— START Exercise data —
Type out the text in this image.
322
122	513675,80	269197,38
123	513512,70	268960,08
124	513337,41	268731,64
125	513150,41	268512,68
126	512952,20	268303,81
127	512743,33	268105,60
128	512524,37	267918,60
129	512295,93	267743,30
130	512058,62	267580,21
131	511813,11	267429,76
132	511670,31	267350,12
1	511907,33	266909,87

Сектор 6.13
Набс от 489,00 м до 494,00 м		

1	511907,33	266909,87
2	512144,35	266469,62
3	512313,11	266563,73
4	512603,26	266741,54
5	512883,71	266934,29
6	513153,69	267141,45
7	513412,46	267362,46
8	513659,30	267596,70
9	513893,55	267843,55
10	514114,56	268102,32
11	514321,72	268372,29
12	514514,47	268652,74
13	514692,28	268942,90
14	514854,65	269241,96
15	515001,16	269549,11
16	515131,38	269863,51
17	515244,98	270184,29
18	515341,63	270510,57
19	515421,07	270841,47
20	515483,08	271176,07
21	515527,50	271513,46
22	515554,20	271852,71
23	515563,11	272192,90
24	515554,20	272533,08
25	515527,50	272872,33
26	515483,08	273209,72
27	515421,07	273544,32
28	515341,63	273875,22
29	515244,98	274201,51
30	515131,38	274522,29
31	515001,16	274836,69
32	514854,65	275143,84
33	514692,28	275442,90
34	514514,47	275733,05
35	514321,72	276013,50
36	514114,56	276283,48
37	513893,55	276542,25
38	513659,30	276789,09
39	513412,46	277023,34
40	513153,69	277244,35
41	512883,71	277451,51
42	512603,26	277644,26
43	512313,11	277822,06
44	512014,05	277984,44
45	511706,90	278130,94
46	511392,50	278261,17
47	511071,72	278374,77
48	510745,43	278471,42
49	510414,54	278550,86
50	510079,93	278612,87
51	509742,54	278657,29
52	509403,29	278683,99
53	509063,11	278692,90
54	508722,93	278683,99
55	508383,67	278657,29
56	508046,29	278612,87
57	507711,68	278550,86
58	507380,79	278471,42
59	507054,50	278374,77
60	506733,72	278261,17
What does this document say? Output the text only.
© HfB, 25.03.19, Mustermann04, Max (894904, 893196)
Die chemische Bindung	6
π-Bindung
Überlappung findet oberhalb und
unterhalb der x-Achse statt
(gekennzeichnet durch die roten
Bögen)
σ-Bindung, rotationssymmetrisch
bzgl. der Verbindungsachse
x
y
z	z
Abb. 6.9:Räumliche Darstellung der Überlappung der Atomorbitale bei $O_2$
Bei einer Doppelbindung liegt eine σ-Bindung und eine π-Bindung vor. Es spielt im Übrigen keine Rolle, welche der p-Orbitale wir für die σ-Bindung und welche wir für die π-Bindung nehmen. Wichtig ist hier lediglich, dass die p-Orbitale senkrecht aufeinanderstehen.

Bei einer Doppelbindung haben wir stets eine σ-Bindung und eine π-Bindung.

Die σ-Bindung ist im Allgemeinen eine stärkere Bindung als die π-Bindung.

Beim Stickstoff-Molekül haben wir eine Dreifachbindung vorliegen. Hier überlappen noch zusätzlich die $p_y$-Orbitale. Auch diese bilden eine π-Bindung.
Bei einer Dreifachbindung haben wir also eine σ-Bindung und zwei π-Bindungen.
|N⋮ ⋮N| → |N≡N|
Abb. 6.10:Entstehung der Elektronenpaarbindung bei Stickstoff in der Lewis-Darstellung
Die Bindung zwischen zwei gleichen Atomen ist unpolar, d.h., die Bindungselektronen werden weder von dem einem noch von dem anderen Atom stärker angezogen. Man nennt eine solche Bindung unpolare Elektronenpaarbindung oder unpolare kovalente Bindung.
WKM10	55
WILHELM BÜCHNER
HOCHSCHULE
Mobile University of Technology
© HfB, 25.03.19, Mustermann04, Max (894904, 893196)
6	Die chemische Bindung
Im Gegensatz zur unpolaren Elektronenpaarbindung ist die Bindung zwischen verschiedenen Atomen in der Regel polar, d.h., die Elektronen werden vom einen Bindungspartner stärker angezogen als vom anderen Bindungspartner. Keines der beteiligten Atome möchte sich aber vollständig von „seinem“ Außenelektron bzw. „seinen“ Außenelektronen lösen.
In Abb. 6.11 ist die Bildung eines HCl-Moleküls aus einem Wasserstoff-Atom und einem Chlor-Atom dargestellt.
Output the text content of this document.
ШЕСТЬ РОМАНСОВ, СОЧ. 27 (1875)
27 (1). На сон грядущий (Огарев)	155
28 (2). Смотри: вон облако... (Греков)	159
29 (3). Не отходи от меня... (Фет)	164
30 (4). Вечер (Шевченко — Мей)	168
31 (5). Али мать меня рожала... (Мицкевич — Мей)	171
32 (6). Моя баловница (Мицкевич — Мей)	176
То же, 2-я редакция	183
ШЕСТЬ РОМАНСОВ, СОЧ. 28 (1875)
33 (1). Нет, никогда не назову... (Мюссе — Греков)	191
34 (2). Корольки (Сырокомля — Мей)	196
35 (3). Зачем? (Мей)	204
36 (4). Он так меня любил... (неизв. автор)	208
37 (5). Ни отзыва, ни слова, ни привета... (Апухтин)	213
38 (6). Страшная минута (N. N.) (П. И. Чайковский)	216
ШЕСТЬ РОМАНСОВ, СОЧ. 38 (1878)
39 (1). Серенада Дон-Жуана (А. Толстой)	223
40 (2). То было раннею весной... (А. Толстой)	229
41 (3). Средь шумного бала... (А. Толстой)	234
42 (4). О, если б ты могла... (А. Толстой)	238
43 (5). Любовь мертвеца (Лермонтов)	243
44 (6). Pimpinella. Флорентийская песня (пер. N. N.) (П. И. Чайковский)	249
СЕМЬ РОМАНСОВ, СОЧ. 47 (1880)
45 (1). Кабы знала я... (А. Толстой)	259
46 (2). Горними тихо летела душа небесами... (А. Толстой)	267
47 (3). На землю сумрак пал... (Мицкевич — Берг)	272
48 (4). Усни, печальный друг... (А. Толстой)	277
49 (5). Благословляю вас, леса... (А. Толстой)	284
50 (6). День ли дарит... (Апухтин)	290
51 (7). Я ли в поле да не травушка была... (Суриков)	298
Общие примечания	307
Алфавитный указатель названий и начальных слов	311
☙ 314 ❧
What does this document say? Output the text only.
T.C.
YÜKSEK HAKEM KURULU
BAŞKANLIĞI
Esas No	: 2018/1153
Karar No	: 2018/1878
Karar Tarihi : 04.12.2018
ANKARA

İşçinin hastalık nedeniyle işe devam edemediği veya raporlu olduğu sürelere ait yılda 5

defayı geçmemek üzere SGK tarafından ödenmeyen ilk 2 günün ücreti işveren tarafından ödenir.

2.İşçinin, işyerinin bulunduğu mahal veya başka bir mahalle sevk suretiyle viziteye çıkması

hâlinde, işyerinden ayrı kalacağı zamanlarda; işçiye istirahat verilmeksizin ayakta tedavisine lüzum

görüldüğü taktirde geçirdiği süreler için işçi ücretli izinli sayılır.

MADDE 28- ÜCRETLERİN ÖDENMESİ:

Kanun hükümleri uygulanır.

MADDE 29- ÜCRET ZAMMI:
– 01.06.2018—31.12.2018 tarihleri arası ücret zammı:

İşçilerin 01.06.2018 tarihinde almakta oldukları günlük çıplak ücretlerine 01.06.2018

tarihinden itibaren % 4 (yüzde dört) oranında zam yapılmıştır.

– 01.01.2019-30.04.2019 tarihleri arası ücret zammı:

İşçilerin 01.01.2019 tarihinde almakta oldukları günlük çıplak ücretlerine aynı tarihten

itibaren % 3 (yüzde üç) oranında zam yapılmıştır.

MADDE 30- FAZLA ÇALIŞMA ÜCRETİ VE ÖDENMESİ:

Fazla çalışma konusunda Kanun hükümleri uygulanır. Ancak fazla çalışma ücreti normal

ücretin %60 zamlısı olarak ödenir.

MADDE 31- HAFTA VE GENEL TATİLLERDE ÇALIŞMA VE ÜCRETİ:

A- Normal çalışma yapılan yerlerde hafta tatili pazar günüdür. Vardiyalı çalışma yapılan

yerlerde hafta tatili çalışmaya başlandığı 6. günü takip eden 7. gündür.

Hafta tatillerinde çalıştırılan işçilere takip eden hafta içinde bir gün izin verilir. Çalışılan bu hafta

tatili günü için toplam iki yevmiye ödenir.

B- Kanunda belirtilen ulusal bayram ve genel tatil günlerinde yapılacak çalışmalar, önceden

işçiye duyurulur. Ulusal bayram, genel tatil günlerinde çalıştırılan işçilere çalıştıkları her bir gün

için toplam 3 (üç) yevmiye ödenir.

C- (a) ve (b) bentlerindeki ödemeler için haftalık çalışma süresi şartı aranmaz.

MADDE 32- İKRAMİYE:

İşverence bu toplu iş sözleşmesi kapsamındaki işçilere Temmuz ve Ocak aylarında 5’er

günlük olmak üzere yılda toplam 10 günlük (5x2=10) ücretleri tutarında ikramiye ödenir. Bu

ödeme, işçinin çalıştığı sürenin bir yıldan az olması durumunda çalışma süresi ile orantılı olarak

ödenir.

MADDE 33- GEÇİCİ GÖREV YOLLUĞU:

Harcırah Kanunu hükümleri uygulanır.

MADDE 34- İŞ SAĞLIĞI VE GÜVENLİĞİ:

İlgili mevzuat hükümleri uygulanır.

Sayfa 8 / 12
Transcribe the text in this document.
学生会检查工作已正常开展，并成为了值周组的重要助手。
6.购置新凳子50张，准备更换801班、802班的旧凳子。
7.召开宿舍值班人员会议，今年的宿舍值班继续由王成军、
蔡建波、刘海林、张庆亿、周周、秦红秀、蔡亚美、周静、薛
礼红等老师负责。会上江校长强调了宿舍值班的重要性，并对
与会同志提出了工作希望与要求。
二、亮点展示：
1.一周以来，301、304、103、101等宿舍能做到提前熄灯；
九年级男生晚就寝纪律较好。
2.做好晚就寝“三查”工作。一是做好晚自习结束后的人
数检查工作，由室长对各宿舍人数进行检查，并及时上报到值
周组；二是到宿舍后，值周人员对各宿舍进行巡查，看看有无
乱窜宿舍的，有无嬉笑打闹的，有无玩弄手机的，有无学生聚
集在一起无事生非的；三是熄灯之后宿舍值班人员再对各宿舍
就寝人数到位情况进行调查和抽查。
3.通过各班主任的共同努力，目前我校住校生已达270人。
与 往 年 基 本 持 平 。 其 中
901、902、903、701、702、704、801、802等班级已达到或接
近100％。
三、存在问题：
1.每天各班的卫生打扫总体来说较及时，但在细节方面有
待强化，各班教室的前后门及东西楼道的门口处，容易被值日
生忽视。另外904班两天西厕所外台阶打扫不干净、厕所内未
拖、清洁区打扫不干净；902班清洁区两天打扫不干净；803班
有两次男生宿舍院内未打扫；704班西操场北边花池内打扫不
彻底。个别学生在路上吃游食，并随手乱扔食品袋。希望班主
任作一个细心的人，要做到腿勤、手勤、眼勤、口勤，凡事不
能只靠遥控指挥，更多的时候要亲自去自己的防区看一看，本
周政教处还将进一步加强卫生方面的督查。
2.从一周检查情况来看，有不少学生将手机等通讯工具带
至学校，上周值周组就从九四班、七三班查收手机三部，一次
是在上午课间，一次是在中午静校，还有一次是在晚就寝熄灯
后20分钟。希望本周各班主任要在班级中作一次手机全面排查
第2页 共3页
— END Exercise data —
_Task to complete_
Keep only those lines of the records that hold "РОМАНСОВ", and return them.

_Finished answer_
ШЕСТЬ РОМАНСОВ, СОЧ. 27 (1875)
ШЕСТЬ РОМАНСОВ, СОЧ. 28 (1875)
ШЕСТЬ РОМАНСОВ, СОЧ. 38 (1878)
СЕМЬ РОМАНСОВ, СОЧ. 47 (1880)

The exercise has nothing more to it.